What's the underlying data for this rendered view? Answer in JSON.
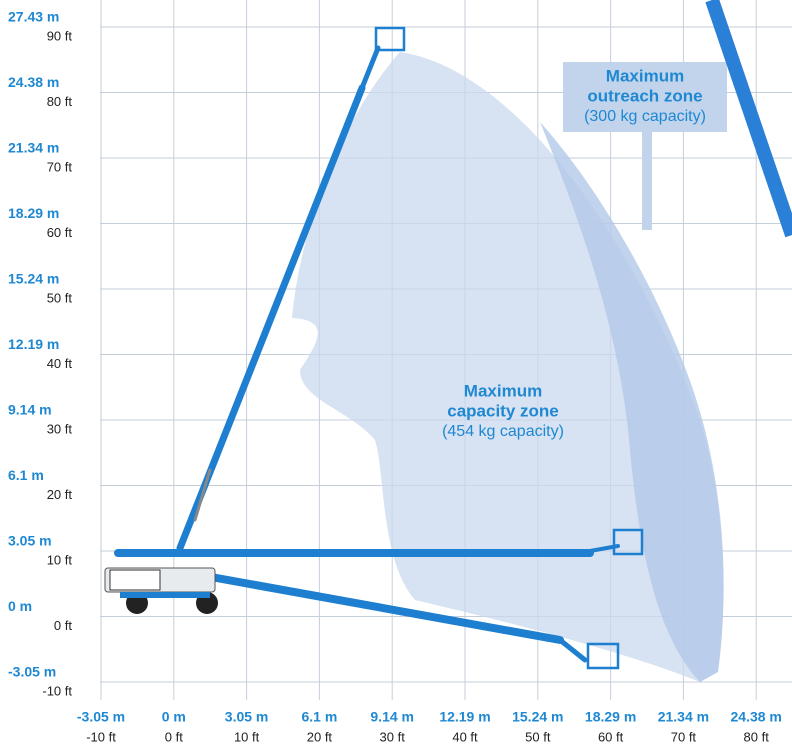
{
  "y_axis": [
    {
      "m": "27.43 m",
      "ft": "90 ft"
    },
    {
      "m": "24.38 m",
      "ft": "80 ft"
    },
    {
      "m": "21.34 m",
      "ft": "70 ft"
    },
    {
      "m": "18.29 m",
      "ft": "60 ft"
    },
    {
      "m": "15.24 m",
      "ft": "50 ft"
    },
    {
      "m": "12.19 m",
      "ft": "40 ft"
    },
    {
      "m": "9.14 m",
      "ft": "30 ft"
    },
    {
      "m": "6.1 m",
      "ft": "20 ft"
    },
    {
      "m": "3.05 m",
      "ft": "10 ft"
    },
    {
      "m": "0 m",
      "ft": "0 ft"
    },
    {
      "m": "-3.05 m",
      "ft": "-10 ft"
    }
  ],
  "x_axis": [
    {
      "m": "-3.05 m",
      "ft": "-10 ft"
    },
    {
      "m": "0 m",
      "ft": "0 ft"
    },
    {
      "m": "3.05 m",
      "ft": "10 ft"
    },
    {
      "m": "6.1 m",
      "ft": "20 ft"
    },
    {
      "m": "9.14 m",
      "ft": "30 ft"
    },
    {
      "m": "12.19 m",
      "ft": "40 ft"
    },
    {
      "m": "15.24 m",
      "ft": "50 ft"
    },
    {
      "m": "18.29 m",
      "ft": "60 ft"
    },
    {
      "m": "21.34 m",
      "ft": "70 ft"
    },
    {
      "m": "24.38 m",
      "ft": "80 ft"
    }
  ],
  "zones": {
    "outreach": {
      "title_lines": [
        "Maximum",
        "outreach zone"
      ],
      "capacity": "(300 kg capacity)"
    },
    "capacity": {
      "title_lines": [
        "Maximum",
        "capacity zone"
      ],
      "capacity": "(454 kg capacity)"
    }
  }
}
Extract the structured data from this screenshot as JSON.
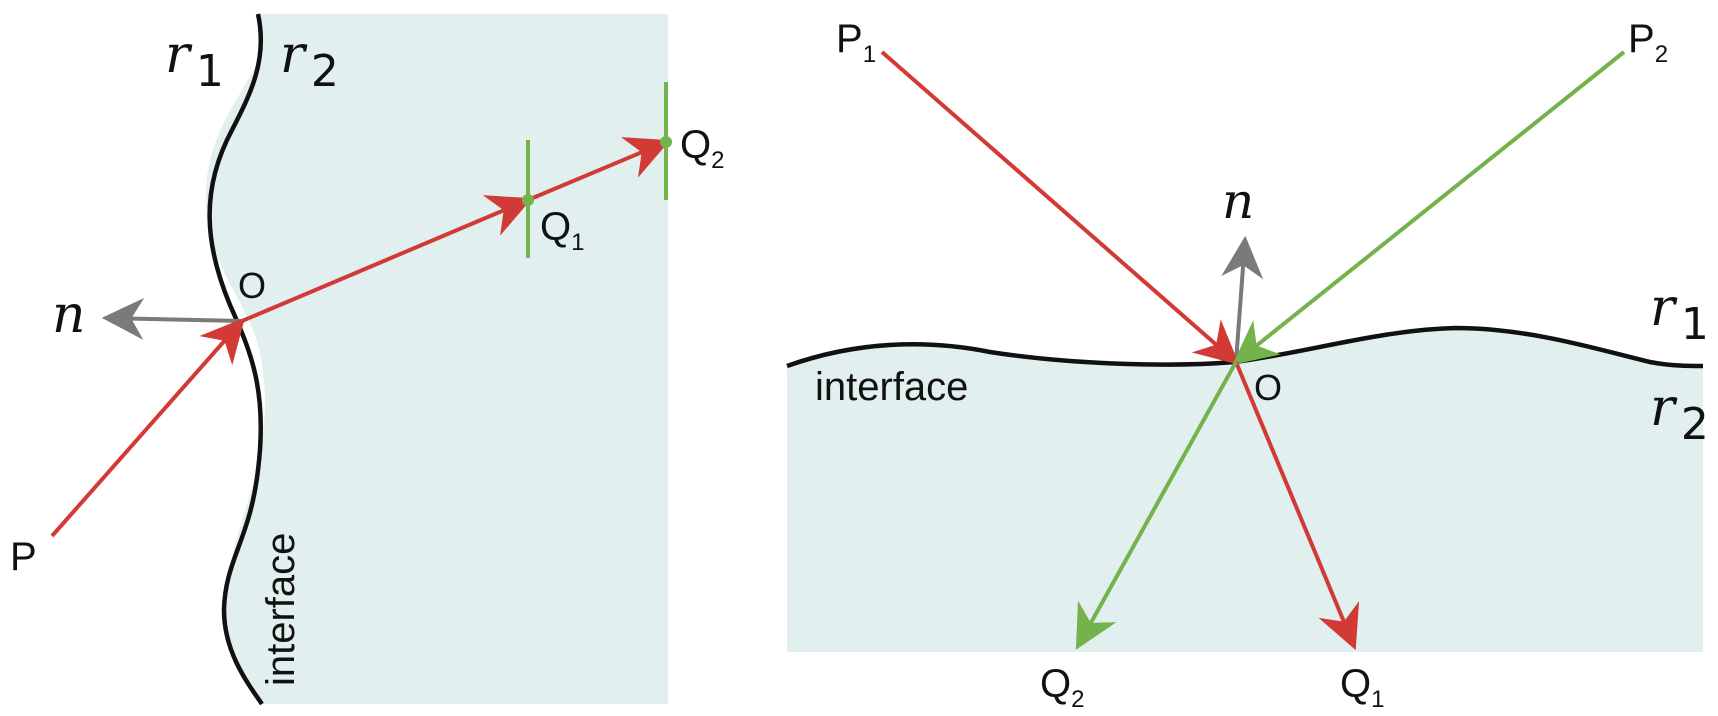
{
  "colors": {
    "medium": "#e1efee",
    "ray_red": "#d23a36",
    "ray_green": "#74b34c",
    "normal_gray": "#7a7a7a",
    "interface": "#111111"
  },
  "left": {
    "medium1_label": {
      "base": "r",
      "sub": "1"
    },
    "medium2_label": {
      "base": "r",
      "sub": "2"
    },
    "normal_label": "n",
    "origin_label": "O",
    "source_label": "P",
    "q1_label": {
      "base": "Q",
      "sub": "1"
    },
    "q2_label": {
      "base": "Q",
      "sub": "2"
    },
    "interface_label": "interface"
  },
  "right": {
    "p1_label": {
      "base": "P",
      "sub": "1"
    },
    "p2_label": {
      "base": "P",
      "sub": "2"
    },
    "normal_label": "n",
    "medium1_label": {
      "base": "r",
      "sub": "1"
    },
    "medium2_label": {
      "base": "r",
      "sub": "2"
    },
    "origin_label": "O",
    "interface_label": "interface",
    "q1_label": {
      "base": "Q",
      "sub": "1"
    },
    "q2_label": {
      "base": "Q",
      "sub": "2"
    }
  }
}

────

• WRITTEN TASK
Leaving all pictures aside, quote each record exactly.

• WRITTEN SOLUTION
What's the underlying data for this rendered view? Answer in JSON.
{
  "y_axis": [
    {
      "m": "27.43 m",
      "ft": "90 ft"
    },
    {
      "m": "24.38 m",
      "ft": "80 ft"
    },
    {
      "m": "21.34 m",
      "ft": "70 ft"
    },
    {
      "m": "18.29 m",
      "ft": "60 ft"
    },
    {
      "m": "15.24 m",
      "ft": "50 ft"
    },
    {
      "m": "12.19 m",
      "ft": "40 ft"
    },
    {
      "m": "9.14 m",
      "ft": "30 ft"
    },
    {
      "m": "6.1 m",
      "ft": "20 ft"
    },
    {
      "m": "3.05 m",
      "ft": "10 ft"
    },
    {
      "m": "0 m",
      "ft": "0 ft"
    },
    {
      "m": "-3.05 m",
      "ft": "-10 ft"
    }
  ],
  "x_axis": [
    {
      "m": "-3.05 m",
      "ft": "-10 ft"
    },
    {
      "m": "0 m",
      "ft": "0 ft"
    },
    {
      "m": "3.05 m",
      "ft": "10 ft"
    },
    {
      "m": "6.1 m",
      "ft": "20 ft"
    },
    {
      "m": "9.14 m",
      "ft": "30 ft"
    },
    {
      "m": "12.19 m",
      "ft": "40 ft"
    },
    {
      "m": "15.24 m",
      "ft": "50 ft"
    },
    {
      "m": "18.29 m",
      "ft": "60 ft"
    },
    {
      "m": "21.34 m",
      "ft": "70 ft"
    },
    {
      "m": "24.38 m",
      "ft": "80 ft"
    }
  ],
  "zones": {
    "outreach": {
      "title_lines": [
        "Maximum",
        "outreach zone"
      ],
      "capacity": "(300 kg capacity)"
    },
    "capacity": {
      "title_lines": [
        "Maximum",
        "capacity zone"
      ],
      "capacity": "(454 kg capacity)"
    }
  }
}
Extract the structured data from this screenshot as JSON.
{
  "colors": {
    "medium": "#e1efee",
    "ray_red": "#d23a36",
    "ray_green": "#74b34c",
    "normal_gray": "#7a7a7a",
    "interface": "#111111"
  },
  "left": {
    "medium1_label": {
      "base": "r",
      "sub": "1"
    },
    "medium2_label": {
      "base": "r",
      "sub": "2"
    },
    "normal_label": "n",
    "origin_label": "O",
    "source_label": "P",
    "q1_label": {
      "base": "Q",
      "sub": "1"
    },
    "q2_label": {
      "base": "Q",
      "sub": "2"
    },
    "interface_label": "interface"
  },
  "right": {
    "p1_label": {
      "base": "P",
      "sub": "1"
    },
    "p2_label": {
      "base": "P",
      "sub": "2"
    },
    "normal_label": "n",
    "medium1_label": {
      "base": "r",
      "sub": "1"
    },
    "medium2_label": {
      "base": "r",
      "sub": "2"
    },
    "origin_label": "O",
    "interface_label": "interface",
    "q1_label": {
      "base": "Q",
      "sub": "1"
    },
    "q2_label": {
      "base": "Q",
      "sub": "2"
    }
  }
}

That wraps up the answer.